DATA SECTION
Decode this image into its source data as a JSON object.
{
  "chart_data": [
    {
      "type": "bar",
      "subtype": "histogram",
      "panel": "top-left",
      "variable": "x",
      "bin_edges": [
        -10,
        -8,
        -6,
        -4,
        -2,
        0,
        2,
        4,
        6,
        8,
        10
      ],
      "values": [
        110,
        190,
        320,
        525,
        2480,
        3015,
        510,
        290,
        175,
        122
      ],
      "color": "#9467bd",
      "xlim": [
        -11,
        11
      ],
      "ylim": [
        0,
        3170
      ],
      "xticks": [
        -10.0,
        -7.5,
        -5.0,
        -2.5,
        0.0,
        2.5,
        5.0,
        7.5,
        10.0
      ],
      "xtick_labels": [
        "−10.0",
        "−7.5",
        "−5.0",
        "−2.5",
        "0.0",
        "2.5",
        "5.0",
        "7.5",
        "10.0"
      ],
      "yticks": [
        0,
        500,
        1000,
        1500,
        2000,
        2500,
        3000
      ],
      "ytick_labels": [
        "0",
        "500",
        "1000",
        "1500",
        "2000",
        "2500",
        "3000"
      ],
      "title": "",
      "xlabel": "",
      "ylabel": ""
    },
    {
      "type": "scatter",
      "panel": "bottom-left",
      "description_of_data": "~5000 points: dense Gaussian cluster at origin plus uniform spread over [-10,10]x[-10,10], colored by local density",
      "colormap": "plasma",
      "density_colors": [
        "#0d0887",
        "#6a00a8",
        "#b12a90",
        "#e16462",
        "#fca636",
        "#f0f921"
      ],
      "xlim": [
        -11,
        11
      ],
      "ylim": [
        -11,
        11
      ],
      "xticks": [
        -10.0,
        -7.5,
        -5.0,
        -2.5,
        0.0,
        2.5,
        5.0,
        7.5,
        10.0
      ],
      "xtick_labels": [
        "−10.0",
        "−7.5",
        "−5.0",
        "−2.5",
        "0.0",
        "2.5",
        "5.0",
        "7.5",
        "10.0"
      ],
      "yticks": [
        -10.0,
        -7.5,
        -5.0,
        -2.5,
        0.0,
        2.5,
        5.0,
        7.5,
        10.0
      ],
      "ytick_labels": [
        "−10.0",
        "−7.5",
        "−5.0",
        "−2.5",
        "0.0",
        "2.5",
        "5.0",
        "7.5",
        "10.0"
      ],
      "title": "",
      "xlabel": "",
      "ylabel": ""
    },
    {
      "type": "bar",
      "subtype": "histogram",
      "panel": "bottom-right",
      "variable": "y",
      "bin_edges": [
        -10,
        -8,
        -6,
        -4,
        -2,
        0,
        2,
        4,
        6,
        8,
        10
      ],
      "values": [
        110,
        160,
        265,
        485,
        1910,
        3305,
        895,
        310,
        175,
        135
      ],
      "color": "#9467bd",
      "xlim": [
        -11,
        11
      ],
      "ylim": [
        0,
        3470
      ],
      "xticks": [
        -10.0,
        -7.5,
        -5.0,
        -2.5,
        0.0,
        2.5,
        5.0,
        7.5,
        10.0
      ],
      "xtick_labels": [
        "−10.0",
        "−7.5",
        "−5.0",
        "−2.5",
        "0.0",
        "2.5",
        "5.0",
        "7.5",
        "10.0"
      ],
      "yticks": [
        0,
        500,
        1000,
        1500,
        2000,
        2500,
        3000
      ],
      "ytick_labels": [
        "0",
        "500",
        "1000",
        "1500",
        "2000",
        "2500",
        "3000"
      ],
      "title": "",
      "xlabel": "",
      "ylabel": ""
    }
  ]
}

JOB
Collect each line of the entries that has the word "bottom", copying it in full.

OUTPUT BELOW
      "panel": "bottom-left",
      "panel": "bottom-right",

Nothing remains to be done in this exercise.